--- START OF Supplied information ---

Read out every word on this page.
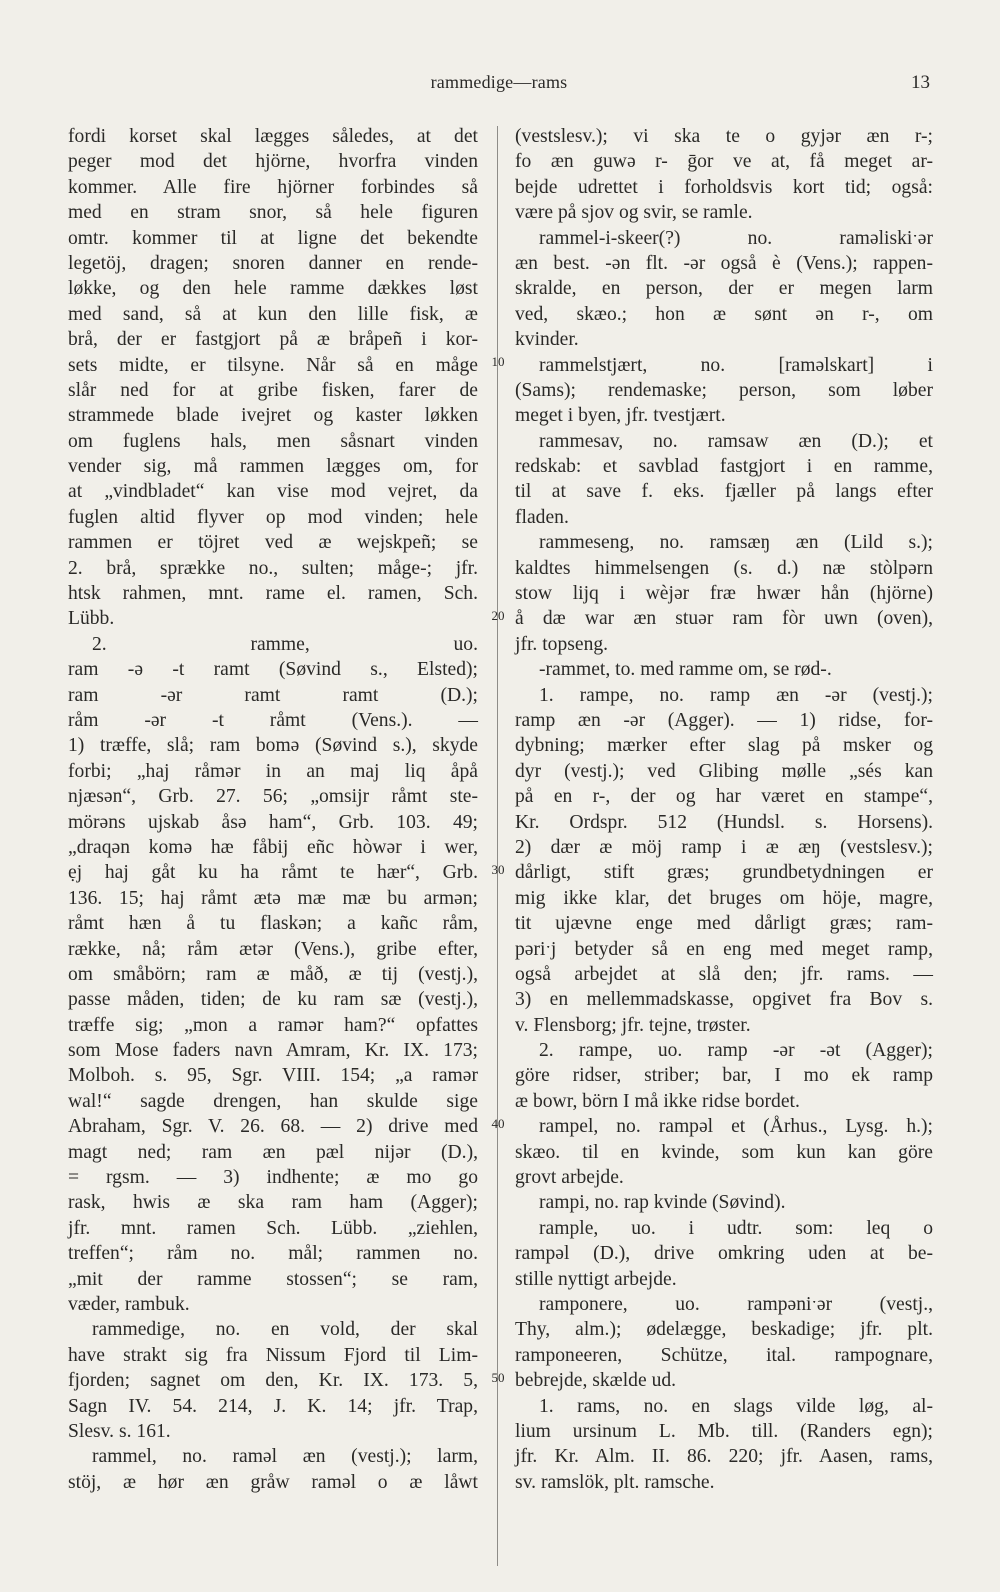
rammedige—rams	13
fordi korset skal lægges således, at det
peger mod det hjörne, hvorfra vinden
kommer. Alle fire hjörner forbindes så
med en stram snor, så hele figuren
omtr. kommer til at ligne det bekendte
legetöj, dragen; snoren danner en rende-
løkke, og den hele ramme dækkes løst
med sand, så at kun den lille fisk, æ
brå, der er fastgjort på æ bråpeñ i kor-
sets midte, er tilsyne. Når så en måge
slår ned for at gribe fisken, farer de
strammede blade ivejret og kaster løkken
om fuglens hals, men såsnart vinden
vender sig, må rammen lægges om, for
at „vindbladet“ kan vise mod vejret, da
fuglen altid flyver op mod vinden; hele
rammen er töjret ved æ wejskpeñ; se
2. brå, sprække no., sulten; måge-; jfr.
htsk rahmen, mnt. rame el. ramen, Sch.
Lübb.
2. ramme, uo.
ram -ə -t ramt (Søvind s., Elsted);
ram -ər ramt ramt (D.);
råm -ər -t råmt (Vens.). —
1) træffe, slå; ram bomə (Søvind s.), skyde
forbi; „haj råmər in an maj liq åpå
njæsən“, Grb. 27. 56; „omsijr råmt ste-
mörəns ujskab åsə ham“, Grb. 103. 49;
„draqən komə hæ fåbij eñc hòwər i wer,
ẹj haj gåt ku ha råmt te hær“, Grb.
136. 15; haj råmt ætə mæ mæ bu armən;
råmt hæn å tu flaskən; a kañc råm,
række, nå; råm ætər (Vens.), gribe efter,
om småbörn; ram æ måð, æ tij (vestj.),
passe måden, tiden; de ku ram sæ (vestj.),
træffe sig; „mon a ramər ham?“ opfattes
som Mose faders navn Amram, Kr. IX. 173;
Molboh. s. 95, Sgr. VIII. 154; „a ramər
wal!“ sagde drengen, han skulde sige
Abraham, Sgr. V. 26. 68. — 2) drive med
magt ned; ram æn pæl nijər (D.),
= rgsm. — 3) indhente; æ mo go
rask, hwis æ ska ram ham (Agger);
jfr. mnt. ramen Sch. Lübb. „ziehlen,
treffen“; råm no. mål; rammen no.
„mit der ramme stossen“; se ram,
væder, rambuk.
rammedige, no. en vold, der skal
have strakt sig fra Nissum Fjord til Lim-
fjorden; sagnet om den, Kr. IX. 173. 5,
Sagn IV. 54. 214, J. K. 14; jfr. Trap,
Slesv. s. 161.
rammel, no. raməl æn (vestj.); larm,
stöj, æ hør æn gråw raməl o æ låwt
(vestslesv.); vi ska te o gyjər æn r-;
fo æn guwə r- ḡor ve at, få meget ar-
bejde udrettet i forholdsvis kort tid; også:
være på sjov og svir, se ramle.
rammel-i-skeer(?) no. raməliskiˑər
æn best. -ən flt. -ər også è (Vens.); rappen-
skralde, en person, der er megen larm
ved, skæo.; hon æ sønt ən r-, om
kvinder.
rammelstjært, no. [raməlskart] i
(Sams); rendemaske; person, som løber
meget i byen, jfr. tvestjært.
rammesav, no. ramsaw æn (D.); et
redskab: et savblad fastgjort i en ramme,
til at save f. eks. fjæller på langs efter
fladen.
rammeseng, no. ramsæŋ æn (Lild s.);
kaldtes himmelsengen (s. d.) næ stòlpərn
stow lijq i wèjər fræ hwær hån (hjörne)
å dæ war æn stuər ram fòr uwn (oven),
jfr. topseng.
-rammet, to. med ramme om, se rød-.
1. rampe, no. ramp æn -ər (vestj.);
ramp æn -ər (Agger). — 1) ridse, for-
dybning; mærker efter slag på msker og
dyr (vestj.); ved Glibing mølle „sés kan
på en r-, der og har været en stampe“,
Kr. Ordspr. 512 (Hundsl. s. Horsens).
2) dær æ möj ramp i æ æŋ (vestslesv.);
dårligt, stift græs; grundbetydningen er
mig ikke klar, det bruges om höje, magre,
tit ujævne enge med dårligt græs; ram-
pəriˑj betyder så en eng med meget ramp,
også arbejdet at slå den; jfr. rams. —
3) en mellemmadskasse, opgivet fra Bov s.
v. Flensborg; jfr. tejne, trøster.
2. rampe, uo. ramp -ər -ət (Agger);
göre ridser, striber; bar, I mo ek ramp
æ bowr, börn I må ikke ridse bordet.
rampel, no. rampəl et (Århus., Lysg. h.);
skæo. til en kvinde, som kun kan göre
grovt arbejde.
rampi, no. rap kvinde (Søvind).
rample, uo. i udtr. som: leq o
rampəl (D.), drive omkring uden at be-
stille nyttigt arbejde.
ramponere, uo. rampəniˑər (vestj.,
Thy, alm.); ødelægge, beskadige; jfr. plt.
ramponeeren, Schütze, ital. rampognare,
bebrejde, skælde ud.
1. rams, no. en slags vilde løg, al-
lium ursinum L. Mb. till. (Randers egn);
jfr. Kr. Alm. II. 86. 220; jfr. Aasen, rams,
sv. ramslök, plt. ramsche.
10
20
30
40
50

--- END OF Supplied information ---

▸ Task brief
All of the data above should be quoted exactly, except for the pictures.

▸ Right answer
Read out every word on this page.
rammedige—rams	13
fordi korset skal lægges således, at det
peger mod det hjörne, hvorfra vinden
kommer. Alle fire hjörner forbindes så
med en stram snor, så hele figuren
omtr. kommer til at ligne det bekendte
legetöj, dragen; snoren danner en rende-
løkke, og den hele ramme dækkes løst
med sand, så at kun den lille fisk, æ
brå, der er fastgjort på æ bråpeñ i kor-
sets midte, er tilsyne. Når så en måge
slår ned for at gribe fisken, farer de
strammede blade ivejret og kaster løkken
om fuglens hals, men såsnart vinden
vender sig, må rammen lægges om, for
at „vindbladet“ kan vise mod vejret, da
fuglen altid flyver op mod vinden; hele
rammen er töjret ved æ wejskpeñ; se
2. brå, sprække no., sulten; måge-; jfr.
htsk rahmen, mnt. rame el. ramen, Sch.
Lübb.
2. ramme, uo.
ram -ə -t ramt (Søvind s., Elsted);
ram -ər ramt ramt (D.);
råm -ər -t råmt (Vens.). —
1) træffe, slå; ram bomə (Søvind s.), skyde
forbi; „haj råmər in an maj liq åpå
njæsən“, Grb. 27. 56; „omsijr råmt ste-
mörəns ujskab åsə ham“, Grb. 103. 49;
„draqən komə hæ fåbij eñc hòwər i wer,
ẹj haj gåt ku ha råmt te hær“, Grb.
136. 15; haj råmt ætə mæ mæ bu armən;
råmt hæn å tu flaskən; a kañc råm,
række, nå; råm ætər (Vens.), gribe efter,
om småbörn; ram æ måð, æ tij (vestj.),
passe måden, tiden; de ku ram sæ (vestj.),
træffe sig; „mon a ramər ham?“ opfattes
som Mose faders navn Amram, Kr. IX. 173;
Molboh. s. 95, Sgr. VIII. 154; „a ramər
wal!“ sagde drengen, han skulde sige
Abraham, Sgr. V. 26. 68. — 2) drive med
magt ned; ram æn pæl nijər (D.),
= rgsm. — 3) indhente; æ mo go
rask, hwis æ ska ram ham (Agger);
jfr. mnt. ramen Sch. Lübb. „ziehlen,
treffen“; råm no. mål; rammen no.
„mit der ramme stossen“; se ram,
væder, rambuk.
rammedige, no. en vold, der skal
have strakt sig fra Nissum Fjord til Lim-
fjorden; sagnet om den, Kr. IX. 173. 5,
Sagn IV. 54. 214, J. K. 14; jfr. Trap,
Slesv. s. 161.
rammel, no. raməl æn (vestj.); larm,
stöj, æ hør æn gråw raməl o æ låwt
(vestslesv.); vi ska te o gyjər æn r-;
fo æn guwə r- ḡor ve at, få meget ar-
bejde udrettet i forholdsvis kort tid; også:
være på sjov og svir, se ramle.
rammel-i-skeer(?) no. raməliskiˑər
æn best. -ən flt. -ər også è (Vens.); rappen-
skralde, en person, der er megen larm
ved, skæo.; hon æ sønt ən r-, om
kvinder.
rammelstjært, no. [raməlskart] i
(Sams); rendemaske; person, som løber
meget i byen, jfr. tvestjært.
rammesav, no. ramsaw æn (D.); et
redskab: et savblad fastgjort i en ramme,
til at save f. eks. fjæller på langs efter
fladen.
rammeseng, no. ramsæŋ æn (Lild s.);
kaldtes himmelsengen (s. d.) næ stòlpərn
stow lijq i wèjər fræ hwær hån (hjörne)
å dæ war æn stuər ram fòr uwn (oven),
jfr. topseng.
-rammet, to. med ramme om, se rød-.
1. rampe, no. ramp æn -ər (vestj.);
ramp æn -ər (Agger). — 1) ridse, for-
dybning; mærker efter slag på msker og
dyr (vestj.); ved Glibing mølle „sés kan
på en r-, der og har været en stampe“,
Kr. Ordspr. 512 (Hundsl. s. Horsens).
2) dær æ möj ramp i æ æŋ (vestslesv.);
dårligt, stift græs; grundbetydningen er
mig ikke klar, det bruges om höje, magre,
tit ujævne enge med dårligt græs; ram-
pəriˑj betyder så en eng med meget ramp,
også arbejdet at slå den; jfr. rams. —
3) en mellemmadskasse, opgivet fra Bov s.
v. Flensborg; jfr. tejne, trøster.
2. rampe, uo. ramp -ər -ət (Agger);
göre ridser, striber; bar, I mo ek ramp
æ bowr, börn I må ikke ridse bordet.
rampel, no. rampəl et (Århus., Lysg. h.);
skæo. til en kvinde, som kun kan göre
grovt arbejde.
rampi, no. rap kvinde (Søvind).
rample, uo. i udtr. som: leq o
rampəl (D.), drive omkring uden at be-
stille nyttigt arbejde.
ramponere, uo. rampəniˑər (vestj.,
Thy, alm.); ødelægge, beskadige; jfr. plt.
ramponeeren, Schütze, ital. rampognare,
bebrejde, skælde ud.
1. rams, no. en slags vilde løg, al-
lium ursinum L. Mb. till. (Randers egn);
jfr. Kr. Alm. II. 86. 220; jfr. Aasen, rams,
sv. ramslök, plt. ramsche.
10
20
30
40
50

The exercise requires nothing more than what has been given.